▸ What the exercise asks:
Return the material below in full and exactly.

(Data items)
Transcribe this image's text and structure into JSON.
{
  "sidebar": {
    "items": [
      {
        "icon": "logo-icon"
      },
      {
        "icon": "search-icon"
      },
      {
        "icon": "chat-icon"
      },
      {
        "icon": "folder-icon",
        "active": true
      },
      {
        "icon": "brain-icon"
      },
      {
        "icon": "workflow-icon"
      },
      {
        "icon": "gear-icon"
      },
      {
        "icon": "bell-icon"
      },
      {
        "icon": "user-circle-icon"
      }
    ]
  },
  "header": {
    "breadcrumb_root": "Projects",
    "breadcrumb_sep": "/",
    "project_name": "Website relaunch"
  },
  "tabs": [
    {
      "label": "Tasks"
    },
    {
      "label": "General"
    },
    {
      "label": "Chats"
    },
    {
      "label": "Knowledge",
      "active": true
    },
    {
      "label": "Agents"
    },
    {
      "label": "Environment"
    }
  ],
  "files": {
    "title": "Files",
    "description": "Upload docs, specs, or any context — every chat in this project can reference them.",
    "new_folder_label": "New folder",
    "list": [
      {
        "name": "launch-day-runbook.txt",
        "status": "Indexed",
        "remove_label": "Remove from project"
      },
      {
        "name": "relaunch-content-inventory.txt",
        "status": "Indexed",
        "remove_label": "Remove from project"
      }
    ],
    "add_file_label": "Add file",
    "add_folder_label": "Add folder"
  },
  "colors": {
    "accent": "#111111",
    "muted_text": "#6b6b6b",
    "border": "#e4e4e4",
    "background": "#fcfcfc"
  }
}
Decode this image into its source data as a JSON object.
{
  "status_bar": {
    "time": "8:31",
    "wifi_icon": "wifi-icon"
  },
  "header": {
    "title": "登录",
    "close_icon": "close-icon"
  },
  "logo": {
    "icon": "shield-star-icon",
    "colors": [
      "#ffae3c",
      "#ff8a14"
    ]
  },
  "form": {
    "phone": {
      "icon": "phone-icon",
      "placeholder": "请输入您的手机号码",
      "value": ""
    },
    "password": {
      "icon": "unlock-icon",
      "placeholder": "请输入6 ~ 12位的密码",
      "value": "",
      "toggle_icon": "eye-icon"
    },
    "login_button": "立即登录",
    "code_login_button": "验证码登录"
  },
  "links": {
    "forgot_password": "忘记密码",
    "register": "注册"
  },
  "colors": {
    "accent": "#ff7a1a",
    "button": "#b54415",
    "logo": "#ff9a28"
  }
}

▸ Written answer:
Transcribe this image's text and structure into JSON.
{
  "sidebar": {
    "items": [
      {
        "icon": "logo-icon"
      },
      {
        "icon": "search-icon"
      },
      {
        "icon": "chat-icon"
      },
      {
        "icon": "folder-icon",
        "active": true
      },
      {
        "icon": "brain-icon"
      },
      {
        "icon": "workflow-icon"
      },
      {
        "icon": "gear-icon"
      },
      {
        "icon": "bell-icon"
      },
      {
        "icon": "user-circle-icon"
      }
    ]
  },
  "header": {
    "breadcrumb_root": "Projects",
    "breadcrumb_sep": "/",
    "project_name": "Website relaunch"
  },
  "tabs": [
    {
      "label": "Tasks"
    },
    {
      "label": "General"
    },
    {
      "label": "Chats"
    },
    {
      "label": "Knowledge",
      "active": true
    },
    {
      "label": "Agents"
    },
    {
      "label": "Environment"
    }
  ],
  "files": {
    "title": "Files",
    "description": "Upload docs, specs, or any context — every chat in this project can reference them.",
    "new_folder_label": "New folder",
    "list": [
      {
        "name": "launch-day-runbook.txt",
        "status": "Indexed",
        "remove_label": "Remove from project"
      },
      {
        "name": "relaunch-content-inventory.txt",
        "status": "Indexed",
        "remove_label": "Remove from project"
      }
    ],
    "add_file_label": "Add file",
    "add_folder_label": "Add folder"
  },
  "colors": {
    "accent": "#111111",
    "muted_text": "#6b6b6b",
    "border": "#e4e4e4",
    "background": "#fcfcfc"
  }
}
Decode this image into its source data as a JSON object.
{
  "status_bar": {
    "time": "8:31",
    "wifi_icon": "wifi-icon"
  },
  "header": {
    "title": "登录",
    "close_icon": "close-icon"
  },
  "logo": {
    "icon": "shield-star-icon",
    "colors": [
      "#ffae3c",
      "#ff8a14"
    ]
  },
  "form": {
    "phone": {
      "icon": "phone-icon",
      "placeholder": "请输入您的手机号码",
      "value": ""
    },
    "password": {
      "icon": "unlock-icon",
      "placeholder": "请输入6 ~ 12位的密码",
      "value": "",
      "toggle_icon": "eye-icon"
    },
    "login_button": "立即登录",
    "code_login_button": "验证码登录"
  },
  "links": {
    "forgot_password": "忘记密码",
    "register": "注册"
  },
  "colors": {
    "accent": "#ff7a1a",
    "button": "#b54415",
    "logo": "#ff9a28"
  }
}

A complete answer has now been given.